Travail demandé:
a - Transcrivez sans rien modifier l'extrait sur le désordre urbain à Yagoua, en commençant à « Cette contribution tente » et en terminant à « les autorités locales. ».
b - Pour chacune des affirmations suivantes, précisez par oui ou par non si elle concorde avec l'extrait sur le désordre urbain à Yagoua, en citant textuellement les mots qui tranchent : (i) la contribution s'organise en trois volets ; (ii) la méthodologie ne comporte aucun entretien ; (iii) le troisième volet porte sur les actions de restructuration menées par les autorités nationales.

Cette contribution tente de présenter le phénomène du désordre urbain tel qu’il est développé dans la ville de Yagoua. Elle s’articule en trois volets. Le premier fait une présentation du périmètre urbain comme un espace habitable ; le deuxième, l’incivisme qui caractérise les populations ; le troisième, les limites des actions de restructuration menées par les autorités locales.
MÉTHODOLOGIE
L’approche méthodologique adoptée dans cette contribution repose sur la recherche documentaire, l’observation directe, les entretiens individualisés, l’enquête par des questionnaires auprès des ménages, la collecte des données secondaires, le traitement et l’analyse des informations.

Section des données:
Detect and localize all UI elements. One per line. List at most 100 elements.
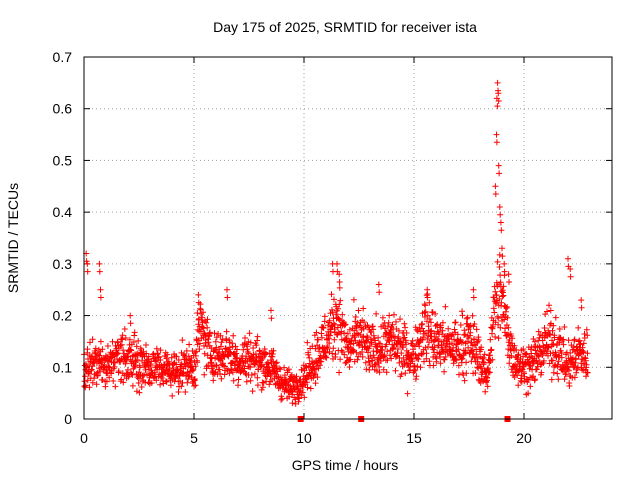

---

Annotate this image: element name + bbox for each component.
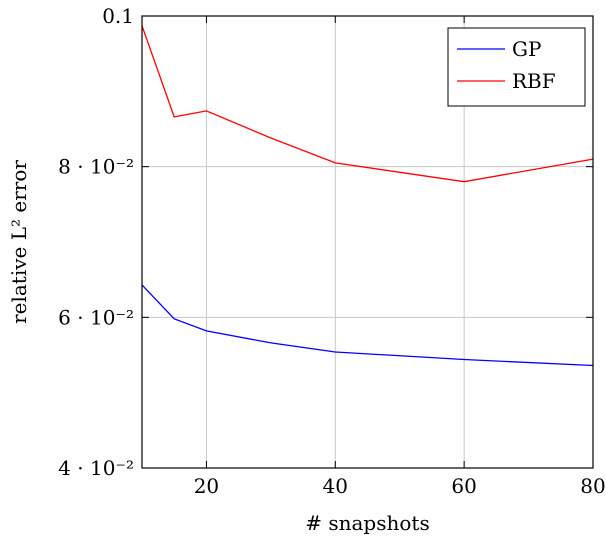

Résultats:
a -
Cette contribution tente de présenter le phénomène du désordre urbain tel qu’il est développé dans la ville de Yagoua. Elle s’articule en trois volets. Le premier fait une présentation du périmètre urbain comme un espace habitable ; le deuxième, l’incivisme qui caractérise les populations ; le troisième, les limites des actions de restructuration menées par les autorités locales.

b -
(i) Oui : « Elle s’articule en trois volets. »
(ii) Non : « les entretiens individualisés »
(iii) Non : « les limites des actions de restructuration menées par les autorités locales »